- [Exercise] Take the line that contains "Output the text content of this document." and all lines after it, up to and including the last line of the data, and write them out exactly; nothing else belongs in the answer.

Dataset entries
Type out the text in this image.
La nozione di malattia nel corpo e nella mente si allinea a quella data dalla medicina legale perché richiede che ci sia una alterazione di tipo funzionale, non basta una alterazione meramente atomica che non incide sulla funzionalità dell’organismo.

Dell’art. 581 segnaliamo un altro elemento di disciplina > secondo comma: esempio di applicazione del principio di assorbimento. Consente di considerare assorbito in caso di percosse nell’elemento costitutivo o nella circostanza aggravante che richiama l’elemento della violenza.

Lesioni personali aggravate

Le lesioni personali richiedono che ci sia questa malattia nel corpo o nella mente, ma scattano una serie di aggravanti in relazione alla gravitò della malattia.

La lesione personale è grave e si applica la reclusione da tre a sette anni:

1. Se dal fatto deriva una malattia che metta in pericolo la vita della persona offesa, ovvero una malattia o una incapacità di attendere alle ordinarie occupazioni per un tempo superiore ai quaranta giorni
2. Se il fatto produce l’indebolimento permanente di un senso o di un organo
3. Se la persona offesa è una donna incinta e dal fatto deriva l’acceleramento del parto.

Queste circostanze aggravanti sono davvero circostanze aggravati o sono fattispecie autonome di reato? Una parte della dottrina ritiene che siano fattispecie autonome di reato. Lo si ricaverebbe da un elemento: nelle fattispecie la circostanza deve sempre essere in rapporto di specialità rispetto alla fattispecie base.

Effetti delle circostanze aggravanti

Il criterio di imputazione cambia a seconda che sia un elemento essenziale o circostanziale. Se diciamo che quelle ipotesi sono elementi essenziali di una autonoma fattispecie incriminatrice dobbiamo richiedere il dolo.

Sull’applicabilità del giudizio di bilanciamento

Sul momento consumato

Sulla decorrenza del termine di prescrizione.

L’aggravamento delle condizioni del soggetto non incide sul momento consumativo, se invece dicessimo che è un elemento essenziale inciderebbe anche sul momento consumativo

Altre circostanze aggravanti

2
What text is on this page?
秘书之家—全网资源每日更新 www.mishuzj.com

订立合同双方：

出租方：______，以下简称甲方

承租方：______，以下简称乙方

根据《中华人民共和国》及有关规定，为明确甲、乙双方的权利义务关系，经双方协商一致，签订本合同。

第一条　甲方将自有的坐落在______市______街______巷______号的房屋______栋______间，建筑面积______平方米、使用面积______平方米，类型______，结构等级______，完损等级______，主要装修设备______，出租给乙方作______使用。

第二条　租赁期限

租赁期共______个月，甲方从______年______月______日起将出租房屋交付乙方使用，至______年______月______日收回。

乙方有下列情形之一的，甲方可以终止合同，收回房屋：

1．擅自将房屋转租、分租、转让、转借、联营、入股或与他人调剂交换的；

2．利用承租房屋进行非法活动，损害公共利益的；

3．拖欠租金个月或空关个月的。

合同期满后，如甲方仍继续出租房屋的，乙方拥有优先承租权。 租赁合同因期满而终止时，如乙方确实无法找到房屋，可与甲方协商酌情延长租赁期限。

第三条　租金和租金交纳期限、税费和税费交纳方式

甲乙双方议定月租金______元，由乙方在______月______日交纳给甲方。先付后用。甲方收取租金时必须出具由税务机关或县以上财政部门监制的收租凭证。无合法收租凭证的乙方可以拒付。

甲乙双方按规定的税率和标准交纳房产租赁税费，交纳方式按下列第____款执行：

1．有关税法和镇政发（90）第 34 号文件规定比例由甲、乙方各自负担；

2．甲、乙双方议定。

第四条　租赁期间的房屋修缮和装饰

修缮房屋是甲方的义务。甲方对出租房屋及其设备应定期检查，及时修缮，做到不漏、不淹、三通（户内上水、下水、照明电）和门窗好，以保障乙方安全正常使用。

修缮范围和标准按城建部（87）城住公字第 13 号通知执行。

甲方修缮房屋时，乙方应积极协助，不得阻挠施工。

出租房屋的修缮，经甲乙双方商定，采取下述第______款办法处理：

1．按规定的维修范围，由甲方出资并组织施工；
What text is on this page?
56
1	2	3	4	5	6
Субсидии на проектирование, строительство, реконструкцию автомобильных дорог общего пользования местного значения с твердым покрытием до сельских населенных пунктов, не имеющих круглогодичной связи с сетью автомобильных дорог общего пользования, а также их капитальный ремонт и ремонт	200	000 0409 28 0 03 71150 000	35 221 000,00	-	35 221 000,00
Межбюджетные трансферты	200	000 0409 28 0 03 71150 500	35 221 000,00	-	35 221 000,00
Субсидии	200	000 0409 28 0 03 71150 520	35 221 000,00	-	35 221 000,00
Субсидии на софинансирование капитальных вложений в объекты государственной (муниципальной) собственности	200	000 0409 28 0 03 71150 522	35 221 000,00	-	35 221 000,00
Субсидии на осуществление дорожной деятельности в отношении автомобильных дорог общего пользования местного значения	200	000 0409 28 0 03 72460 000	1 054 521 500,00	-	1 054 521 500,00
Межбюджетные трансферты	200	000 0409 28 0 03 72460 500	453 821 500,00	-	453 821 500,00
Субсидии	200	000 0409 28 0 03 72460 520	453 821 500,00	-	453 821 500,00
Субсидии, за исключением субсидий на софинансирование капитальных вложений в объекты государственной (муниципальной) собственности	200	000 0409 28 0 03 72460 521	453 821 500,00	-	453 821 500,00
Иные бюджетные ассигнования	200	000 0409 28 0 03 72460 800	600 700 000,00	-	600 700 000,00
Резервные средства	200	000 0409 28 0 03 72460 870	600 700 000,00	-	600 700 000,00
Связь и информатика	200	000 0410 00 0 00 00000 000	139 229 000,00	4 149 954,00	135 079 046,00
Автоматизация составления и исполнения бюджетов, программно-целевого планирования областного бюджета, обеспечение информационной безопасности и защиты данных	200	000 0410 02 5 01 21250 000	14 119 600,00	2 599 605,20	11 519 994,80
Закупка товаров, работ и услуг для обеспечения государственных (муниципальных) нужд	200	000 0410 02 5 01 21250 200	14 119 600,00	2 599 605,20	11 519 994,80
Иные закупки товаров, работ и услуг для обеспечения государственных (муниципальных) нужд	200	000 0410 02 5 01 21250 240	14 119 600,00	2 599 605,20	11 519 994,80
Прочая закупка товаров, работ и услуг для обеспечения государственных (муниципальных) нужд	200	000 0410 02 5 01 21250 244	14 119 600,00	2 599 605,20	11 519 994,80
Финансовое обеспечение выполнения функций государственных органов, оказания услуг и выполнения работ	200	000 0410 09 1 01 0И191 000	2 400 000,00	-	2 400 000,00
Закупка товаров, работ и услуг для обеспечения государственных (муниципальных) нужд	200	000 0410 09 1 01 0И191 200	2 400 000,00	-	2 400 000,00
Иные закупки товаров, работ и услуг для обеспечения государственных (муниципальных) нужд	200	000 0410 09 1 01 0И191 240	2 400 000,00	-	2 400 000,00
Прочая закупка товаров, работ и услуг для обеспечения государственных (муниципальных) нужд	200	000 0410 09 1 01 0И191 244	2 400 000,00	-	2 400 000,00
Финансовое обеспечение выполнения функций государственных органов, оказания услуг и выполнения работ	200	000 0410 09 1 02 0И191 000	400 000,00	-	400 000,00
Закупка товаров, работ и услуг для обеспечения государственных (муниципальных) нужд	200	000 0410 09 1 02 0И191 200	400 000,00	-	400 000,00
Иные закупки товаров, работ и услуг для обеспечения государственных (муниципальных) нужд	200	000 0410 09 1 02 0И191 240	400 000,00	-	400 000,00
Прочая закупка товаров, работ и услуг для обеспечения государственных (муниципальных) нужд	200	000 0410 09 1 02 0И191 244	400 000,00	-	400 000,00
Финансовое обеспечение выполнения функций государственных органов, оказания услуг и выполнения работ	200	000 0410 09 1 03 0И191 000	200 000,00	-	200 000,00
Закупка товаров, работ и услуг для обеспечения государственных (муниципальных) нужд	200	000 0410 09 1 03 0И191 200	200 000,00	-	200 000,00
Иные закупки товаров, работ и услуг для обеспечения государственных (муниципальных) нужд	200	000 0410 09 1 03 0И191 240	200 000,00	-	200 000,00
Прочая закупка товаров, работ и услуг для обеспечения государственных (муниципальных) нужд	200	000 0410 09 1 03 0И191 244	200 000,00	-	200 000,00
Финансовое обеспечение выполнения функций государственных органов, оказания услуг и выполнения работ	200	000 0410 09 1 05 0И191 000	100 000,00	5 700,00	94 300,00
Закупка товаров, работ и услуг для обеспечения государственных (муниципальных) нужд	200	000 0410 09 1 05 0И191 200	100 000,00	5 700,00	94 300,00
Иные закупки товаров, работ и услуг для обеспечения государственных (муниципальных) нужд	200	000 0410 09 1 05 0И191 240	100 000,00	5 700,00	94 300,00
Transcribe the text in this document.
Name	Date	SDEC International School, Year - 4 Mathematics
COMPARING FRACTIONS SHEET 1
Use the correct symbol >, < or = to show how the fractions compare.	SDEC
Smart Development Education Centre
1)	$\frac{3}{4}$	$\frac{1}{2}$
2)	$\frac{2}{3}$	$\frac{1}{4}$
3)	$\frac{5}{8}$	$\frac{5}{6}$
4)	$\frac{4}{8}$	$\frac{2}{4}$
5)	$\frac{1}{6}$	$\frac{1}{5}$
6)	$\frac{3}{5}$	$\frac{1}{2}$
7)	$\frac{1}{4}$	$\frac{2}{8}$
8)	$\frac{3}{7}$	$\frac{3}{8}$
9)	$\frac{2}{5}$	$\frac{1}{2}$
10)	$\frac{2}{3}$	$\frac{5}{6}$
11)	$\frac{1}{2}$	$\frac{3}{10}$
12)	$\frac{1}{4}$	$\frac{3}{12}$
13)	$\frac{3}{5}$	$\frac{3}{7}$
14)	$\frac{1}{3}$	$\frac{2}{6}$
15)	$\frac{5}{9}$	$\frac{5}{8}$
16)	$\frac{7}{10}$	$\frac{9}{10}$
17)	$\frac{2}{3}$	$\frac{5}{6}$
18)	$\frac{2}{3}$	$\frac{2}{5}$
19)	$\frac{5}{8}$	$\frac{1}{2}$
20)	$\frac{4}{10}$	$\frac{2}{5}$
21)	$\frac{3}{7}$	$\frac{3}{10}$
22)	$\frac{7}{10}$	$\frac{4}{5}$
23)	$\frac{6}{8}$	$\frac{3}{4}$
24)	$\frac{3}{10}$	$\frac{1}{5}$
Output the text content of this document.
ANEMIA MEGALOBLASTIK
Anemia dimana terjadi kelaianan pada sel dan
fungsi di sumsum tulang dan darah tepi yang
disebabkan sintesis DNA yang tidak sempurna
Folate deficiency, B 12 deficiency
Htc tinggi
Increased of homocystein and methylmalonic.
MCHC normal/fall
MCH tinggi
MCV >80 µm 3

- [Final result]
Output the text content of this document.
ANEMIA MEGALOBLASTIK
Anemia dimana terjadi kelaianan pada sel dan
fungsi di sumsum tulang dan darah tepi yang
disebabkan sintesis DNA yang tidak sempurna
Folate deficiency, B 12 deficiency
Htc tinggi
Increased of homocystein and methylmalonic.
MCHC normal/fall
MCH tinggi
MCV >80 µm 3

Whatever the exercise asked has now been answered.